───── Data provided

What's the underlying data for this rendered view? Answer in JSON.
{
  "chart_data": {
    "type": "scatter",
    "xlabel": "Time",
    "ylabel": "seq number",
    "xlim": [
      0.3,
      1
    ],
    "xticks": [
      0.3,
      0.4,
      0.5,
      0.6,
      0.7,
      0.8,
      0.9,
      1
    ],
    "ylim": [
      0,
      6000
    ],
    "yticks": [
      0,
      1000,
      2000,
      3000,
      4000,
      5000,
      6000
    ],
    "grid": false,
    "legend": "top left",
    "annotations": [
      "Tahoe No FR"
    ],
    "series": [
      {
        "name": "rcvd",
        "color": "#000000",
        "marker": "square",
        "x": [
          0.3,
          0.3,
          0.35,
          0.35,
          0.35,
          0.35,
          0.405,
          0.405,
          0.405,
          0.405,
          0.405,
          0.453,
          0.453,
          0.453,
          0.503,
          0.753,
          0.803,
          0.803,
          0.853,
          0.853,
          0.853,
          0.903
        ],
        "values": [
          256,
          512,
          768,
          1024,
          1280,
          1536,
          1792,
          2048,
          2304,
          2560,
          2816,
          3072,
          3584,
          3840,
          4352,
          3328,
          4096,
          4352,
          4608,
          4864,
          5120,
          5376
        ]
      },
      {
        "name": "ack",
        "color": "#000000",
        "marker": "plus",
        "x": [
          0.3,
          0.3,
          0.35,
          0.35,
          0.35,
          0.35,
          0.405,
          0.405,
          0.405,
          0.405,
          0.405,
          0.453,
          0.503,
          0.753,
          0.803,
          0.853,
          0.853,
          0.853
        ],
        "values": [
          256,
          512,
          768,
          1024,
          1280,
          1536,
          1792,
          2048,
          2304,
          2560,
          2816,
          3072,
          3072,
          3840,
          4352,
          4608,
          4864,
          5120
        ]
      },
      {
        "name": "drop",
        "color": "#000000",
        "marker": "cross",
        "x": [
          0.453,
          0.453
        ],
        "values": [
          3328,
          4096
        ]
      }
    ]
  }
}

──────────

(Goal) Reproduce all the records precisely.

(Solution)
What's the underlying data for this rendered view? Answer in JSON.
{
  "chart_data": {
    "type": "scatter",
    "xlabel": "Time",
    "ylabel": "seq number",
    "xlim": [
      0.3,
      1
    ],
    "xticks": [
      0.3,
      0.4,
      0.5,
      0.6,
      0.7,
      0.8,
      0.9,
      1
    ],
    "ylim": [
      0,
      6000
    ],
    "yticks": [
      0,
      1000,
      2000,
      3000,
      4000,
      5000,
      6000
    ],
    "grid": false,
    "legend": "top left",
    "annotations": [
      "Tahoe No FR"
    ],
    "series": [
      {
        "name": "rcvd",
        "color": "#000000",
        "marker": "square",
        "x": [
          0.3,
          0.3,
          0.35,
          0.35,
          0.35,
          0.35,
          0.405,
          0.405,
          0.405,
          0.405,
          0.405,
          0.453,
          0.453,
          0.453,
          0.503,
          0.753,
          0.803,
          0.803,
          0.853,
          0.853,
          0.853,
          0.903
        ],
        "values": [
          256,
          512,
          768,
          1024,
          1280,
          1536,
          1792,
          2048,
          2304,
          2560,
          2816,
          3072,
          3584,
          3840,
          4352,
          3328,
          4096,
          4352,
          4608,
          4864,
          5120,
          5376
        ]
      },
      {
        "name": "ack",
        "color": "#000000",
        "marker": "plus",
        "x": [
          0.3,
          0.3,
          0.35,
          0.35,
          0.35,
          0.35,
          0.405,
          0.405,
          0.405,
          0.405,
          0.405,
          0.453,
          0.503,
          0.753,
          0.803,
          0.853,
          0.853,
          0.853
        ],
        "values": [
          256,
          512,
          768,
          1024,
          1280,
          1536,
          1792,
          2048,
          2304,
          2560,
          2816,
          3072,
          3072,
          3840,
          4352,
          4608,
          4864,
          5120
        ]
      },
      {
        "name": "drop",
        "color": "#000000",
        "marker": "cross",
        "x": [
          0.453,
          0.453
        ],
        "values": [
          3328,
          4096
        ]
      }
    ]
  }
}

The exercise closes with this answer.